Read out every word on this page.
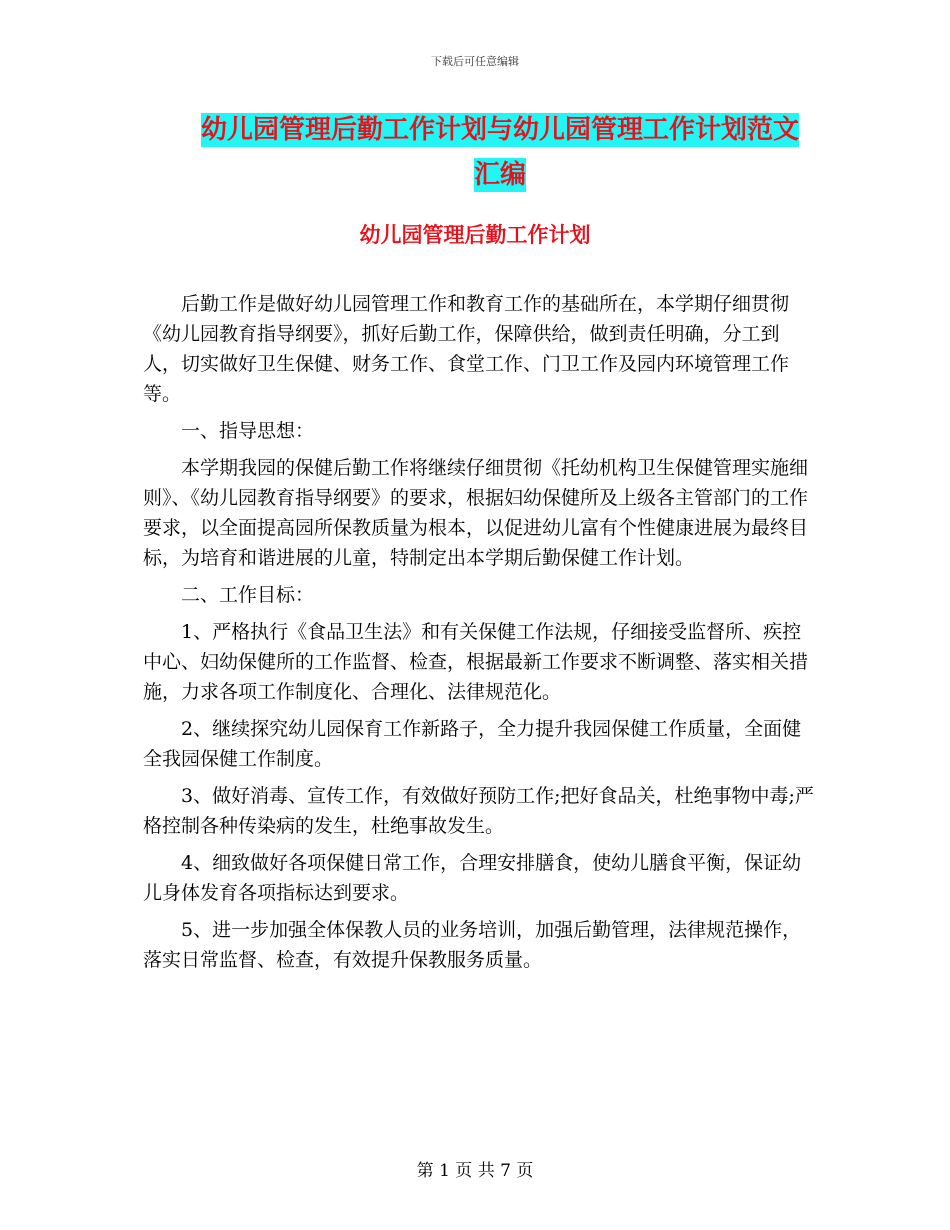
下载后可任意编辑
幼儿园管理后勤工作计划与幼儿园管理工作计划范文
汇编
幼儿园管理后勤工作计划

后勤工作是做好幼儿园管理工作和教育工作的基础所在，本学期仔细贯彻《幼儿园教育指导纲要》，抓好后勤工作，保障供给，做到责任明确，分工到人，切实做好卫生保健、财务工作、食堂工作、门卫工作及园内环境管理工作等。

一、指导思想：

本学期我园的保健后勤工作将继续仔细贯彻《托幼机构卫生保健管理实施细则》、《幼儿园教育指导纲要》的要求，根据妇幼保健所及上级各主管部门的工作要求，以全面提高园所保教质量为根本，以促进幼儿富有个性健康进展为最终目标，为培育和谐进展的儿童，特制定出本学期后勤保健工作计划。

二、工作目标：

1、严格执行《食品卫生法》和有关保健工作法规，仔细接受监督所、疾控中心、妇幼保健所的工作监督、检查，根据最新工作要求不断调整、落实相关措施，力求各项工作制度化、合理化、法律规范化。

2、继续探究幼儿园保育工作新路子，全力提升我园保健工作质量，全面健全我园保健工作制度。

3、做好消毒、宣传工作，有效做好预防工作;把好食品关，杜绝事物中毒;严格控制各种传染病的发生，杜绝事故发生。

4、细致做好各项保健日常工作，合理安排膳食，使幼儿膳食平衡，保证幼儿身体发育各项指标达到要求。

5、进一步加强全体保教人员的业务培训，加强后勤管理，法律规范操作，落实日常监督、检查，有效提升保教服务质量。

第 1 页 共 7 页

--- WHAT IS NEEDED ---
Tally the lines of the data that contain the string "幼儿园教育指导纲要" and report the total alone.

--- CORRECT OUTPUT ---
2